*Excerpt from a dataset*
⟨

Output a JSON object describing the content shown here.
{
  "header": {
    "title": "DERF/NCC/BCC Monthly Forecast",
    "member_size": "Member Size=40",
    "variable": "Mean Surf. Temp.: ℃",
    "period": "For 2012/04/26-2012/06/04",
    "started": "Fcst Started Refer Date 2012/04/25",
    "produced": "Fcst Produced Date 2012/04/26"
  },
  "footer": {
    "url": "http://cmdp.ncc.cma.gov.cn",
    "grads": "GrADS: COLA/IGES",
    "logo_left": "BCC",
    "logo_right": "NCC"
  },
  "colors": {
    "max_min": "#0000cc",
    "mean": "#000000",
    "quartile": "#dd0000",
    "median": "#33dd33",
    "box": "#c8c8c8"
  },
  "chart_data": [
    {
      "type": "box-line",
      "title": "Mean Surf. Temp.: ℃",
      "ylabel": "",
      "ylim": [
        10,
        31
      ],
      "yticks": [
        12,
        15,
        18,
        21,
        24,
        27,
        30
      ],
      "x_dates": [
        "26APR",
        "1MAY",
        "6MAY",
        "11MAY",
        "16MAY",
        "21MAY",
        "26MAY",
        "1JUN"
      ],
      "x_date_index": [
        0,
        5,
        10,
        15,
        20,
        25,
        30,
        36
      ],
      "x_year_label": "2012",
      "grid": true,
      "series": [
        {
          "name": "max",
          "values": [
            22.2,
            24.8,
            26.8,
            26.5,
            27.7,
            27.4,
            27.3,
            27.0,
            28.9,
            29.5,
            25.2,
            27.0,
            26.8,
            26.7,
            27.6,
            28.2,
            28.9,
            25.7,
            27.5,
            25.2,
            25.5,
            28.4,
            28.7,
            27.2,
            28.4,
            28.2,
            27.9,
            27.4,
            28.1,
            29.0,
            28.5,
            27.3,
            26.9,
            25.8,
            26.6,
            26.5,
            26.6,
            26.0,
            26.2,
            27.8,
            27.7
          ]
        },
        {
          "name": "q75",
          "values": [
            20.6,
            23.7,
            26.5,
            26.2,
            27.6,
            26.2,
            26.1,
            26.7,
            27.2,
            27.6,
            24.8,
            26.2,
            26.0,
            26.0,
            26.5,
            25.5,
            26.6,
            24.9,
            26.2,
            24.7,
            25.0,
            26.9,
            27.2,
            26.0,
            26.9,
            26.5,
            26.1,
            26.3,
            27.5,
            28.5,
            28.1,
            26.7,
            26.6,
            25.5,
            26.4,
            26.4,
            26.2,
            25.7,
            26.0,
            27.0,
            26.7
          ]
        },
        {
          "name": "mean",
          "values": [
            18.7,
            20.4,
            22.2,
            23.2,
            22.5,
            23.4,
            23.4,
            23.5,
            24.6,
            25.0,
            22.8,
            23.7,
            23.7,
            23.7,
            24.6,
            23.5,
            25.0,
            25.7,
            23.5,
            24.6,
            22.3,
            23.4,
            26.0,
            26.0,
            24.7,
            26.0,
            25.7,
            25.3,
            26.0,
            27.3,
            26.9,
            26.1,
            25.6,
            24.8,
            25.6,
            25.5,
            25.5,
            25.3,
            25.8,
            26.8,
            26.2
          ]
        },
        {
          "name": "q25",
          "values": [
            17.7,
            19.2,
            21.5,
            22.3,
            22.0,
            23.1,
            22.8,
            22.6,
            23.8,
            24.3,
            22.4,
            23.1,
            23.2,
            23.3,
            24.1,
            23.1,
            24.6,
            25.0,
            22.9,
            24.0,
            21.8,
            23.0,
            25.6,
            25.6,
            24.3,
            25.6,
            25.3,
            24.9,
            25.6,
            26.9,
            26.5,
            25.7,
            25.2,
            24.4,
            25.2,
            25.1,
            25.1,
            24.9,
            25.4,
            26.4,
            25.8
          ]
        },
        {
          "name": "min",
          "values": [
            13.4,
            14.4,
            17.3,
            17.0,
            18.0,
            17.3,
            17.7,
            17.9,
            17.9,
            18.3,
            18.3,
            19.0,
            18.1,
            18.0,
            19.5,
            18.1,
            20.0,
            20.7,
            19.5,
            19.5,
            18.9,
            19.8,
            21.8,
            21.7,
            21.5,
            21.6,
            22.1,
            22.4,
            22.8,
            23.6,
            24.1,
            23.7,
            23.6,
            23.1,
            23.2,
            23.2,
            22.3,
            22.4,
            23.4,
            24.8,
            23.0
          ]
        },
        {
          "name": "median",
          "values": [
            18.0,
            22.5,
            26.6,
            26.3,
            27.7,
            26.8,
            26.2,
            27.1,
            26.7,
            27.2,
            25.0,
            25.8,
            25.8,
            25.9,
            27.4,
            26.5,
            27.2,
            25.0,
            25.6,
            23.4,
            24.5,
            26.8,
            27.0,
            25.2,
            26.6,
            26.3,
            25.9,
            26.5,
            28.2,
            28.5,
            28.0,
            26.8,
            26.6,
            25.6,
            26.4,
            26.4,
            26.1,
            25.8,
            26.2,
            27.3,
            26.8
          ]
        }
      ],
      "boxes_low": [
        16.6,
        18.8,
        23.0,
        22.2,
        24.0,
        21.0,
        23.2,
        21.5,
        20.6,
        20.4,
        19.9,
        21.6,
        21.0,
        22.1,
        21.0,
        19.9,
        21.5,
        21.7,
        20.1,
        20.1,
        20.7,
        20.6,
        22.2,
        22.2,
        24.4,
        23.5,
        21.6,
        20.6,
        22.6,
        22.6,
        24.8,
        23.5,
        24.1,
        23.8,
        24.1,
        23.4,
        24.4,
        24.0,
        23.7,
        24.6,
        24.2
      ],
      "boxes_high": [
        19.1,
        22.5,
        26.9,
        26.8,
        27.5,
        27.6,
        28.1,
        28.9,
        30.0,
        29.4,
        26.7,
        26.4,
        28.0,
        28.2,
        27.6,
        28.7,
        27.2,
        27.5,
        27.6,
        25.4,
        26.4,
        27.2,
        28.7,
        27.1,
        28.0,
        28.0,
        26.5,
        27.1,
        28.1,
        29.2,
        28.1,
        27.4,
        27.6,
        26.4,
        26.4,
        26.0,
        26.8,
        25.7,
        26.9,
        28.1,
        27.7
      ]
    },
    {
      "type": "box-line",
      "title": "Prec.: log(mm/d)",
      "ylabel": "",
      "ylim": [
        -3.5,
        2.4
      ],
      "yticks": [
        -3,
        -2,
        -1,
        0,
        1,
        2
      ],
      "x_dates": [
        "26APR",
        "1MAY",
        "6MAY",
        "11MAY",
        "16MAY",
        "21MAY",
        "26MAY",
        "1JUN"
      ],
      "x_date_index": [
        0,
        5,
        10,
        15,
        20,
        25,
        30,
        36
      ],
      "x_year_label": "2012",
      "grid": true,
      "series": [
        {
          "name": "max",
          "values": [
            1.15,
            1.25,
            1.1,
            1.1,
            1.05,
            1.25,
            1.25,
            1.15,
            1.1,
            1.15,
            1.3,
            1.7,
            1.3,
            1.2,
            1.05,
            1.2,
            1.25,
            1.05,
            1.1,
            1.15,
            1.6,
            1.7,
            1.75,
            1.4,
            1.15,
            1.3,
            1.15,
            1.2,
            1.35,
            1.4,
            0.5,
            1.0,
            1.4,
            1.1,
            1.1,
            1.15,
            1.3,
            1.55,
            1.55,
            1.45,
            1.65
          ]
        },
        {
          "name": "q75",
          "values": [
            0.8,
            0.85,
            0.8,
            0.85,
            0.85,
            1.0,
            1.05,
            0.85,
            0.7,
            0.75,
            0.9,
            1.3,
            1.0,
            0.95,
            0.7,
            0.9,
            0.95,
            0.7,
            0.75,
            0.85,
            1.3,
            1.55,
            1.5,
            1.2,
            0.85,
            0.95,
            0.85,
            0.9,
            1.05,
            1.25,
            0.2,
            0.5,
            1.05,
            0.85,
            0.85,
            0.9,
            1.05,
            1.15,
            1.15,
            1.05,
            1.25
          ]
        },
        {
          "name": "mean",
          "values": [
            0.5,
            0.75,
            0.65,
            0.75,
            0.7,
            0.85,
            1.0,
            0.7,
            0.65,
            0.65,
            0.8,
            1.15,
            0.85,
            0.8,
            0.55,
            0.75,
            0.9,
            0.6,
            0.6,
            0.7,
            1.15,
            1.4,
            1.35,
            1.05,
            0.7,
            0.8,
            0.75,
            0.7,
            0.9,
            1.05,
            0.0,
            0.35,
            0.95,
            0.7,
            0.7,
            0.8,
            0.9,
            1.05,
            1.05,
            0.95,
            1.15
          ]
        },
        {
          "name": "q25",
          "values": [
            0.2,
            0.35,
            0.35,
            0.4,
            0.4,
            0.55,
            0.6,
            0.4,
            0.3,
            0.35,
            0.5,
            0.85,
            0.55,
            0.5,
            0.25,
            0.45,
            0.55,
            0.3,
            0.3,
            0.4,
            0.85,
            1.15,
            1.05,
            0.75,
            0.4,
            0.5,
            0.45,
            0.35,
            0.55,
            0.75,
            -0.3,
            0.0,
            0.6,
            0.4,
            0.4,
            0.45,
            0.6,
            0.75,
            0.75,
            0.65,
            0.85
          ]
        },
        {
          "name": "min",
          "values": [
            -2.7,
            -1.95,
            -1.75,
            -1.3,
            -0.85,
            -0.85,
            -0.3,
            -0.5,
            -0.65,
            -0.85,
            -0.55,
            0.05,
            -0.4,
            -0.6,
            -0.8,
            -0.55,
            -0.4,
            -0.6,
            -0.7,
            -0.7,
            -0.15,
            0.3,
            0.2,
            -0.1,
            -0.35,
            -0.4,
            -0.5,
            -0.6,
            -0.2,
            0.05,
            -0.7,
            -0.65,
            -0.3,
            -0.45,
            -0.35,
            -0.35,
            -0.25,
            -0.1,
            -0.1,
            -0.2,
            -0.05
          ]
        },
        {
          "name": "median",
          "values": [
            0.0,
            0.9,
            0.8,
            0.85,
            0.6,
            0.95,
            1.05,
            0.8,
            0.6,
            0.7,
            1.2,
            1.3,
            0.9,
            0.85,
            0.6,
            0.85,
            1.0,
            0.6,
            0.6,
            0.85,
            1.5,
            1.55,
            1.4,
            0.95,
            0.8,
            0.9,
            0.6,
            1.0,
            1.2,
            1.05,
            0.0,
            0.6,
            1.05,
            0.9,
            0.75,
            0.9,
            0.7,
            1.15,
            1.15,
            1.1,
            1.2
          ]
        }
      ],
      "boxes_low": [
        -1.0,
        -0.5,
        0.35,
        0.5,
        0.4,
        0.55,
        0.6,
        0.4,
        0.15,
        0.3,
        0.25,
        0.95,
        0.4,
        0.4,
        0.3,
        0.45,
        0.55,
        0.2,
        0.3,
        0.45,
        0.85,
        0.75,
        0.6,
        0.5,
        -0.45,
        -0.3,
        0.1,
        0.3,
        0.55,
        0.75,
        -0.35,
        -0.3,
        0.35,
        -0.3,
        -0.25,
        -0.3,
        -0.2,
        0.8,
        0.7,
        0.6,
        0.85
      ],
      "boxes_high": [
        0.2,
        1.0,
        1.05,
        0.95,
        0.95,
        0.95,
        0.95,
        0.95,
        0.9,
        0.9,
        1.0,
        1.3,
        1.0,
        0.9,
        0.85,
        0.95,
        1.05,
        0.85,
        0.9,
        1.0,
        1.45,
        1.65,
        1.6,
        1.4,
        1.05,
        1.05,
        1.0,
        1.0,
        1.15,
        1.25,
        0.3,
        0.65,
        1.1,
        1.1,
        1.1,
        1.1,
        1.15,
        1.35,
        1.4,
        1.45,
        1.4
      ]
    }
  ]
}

⟩

*Task goal*
Report each line of the material above where the word "Temp" appears.

*Correct answer*
    "variable": "Mean Surf. Temp.: ℃",
      "title": "Mean Surf. Temp.: ℃",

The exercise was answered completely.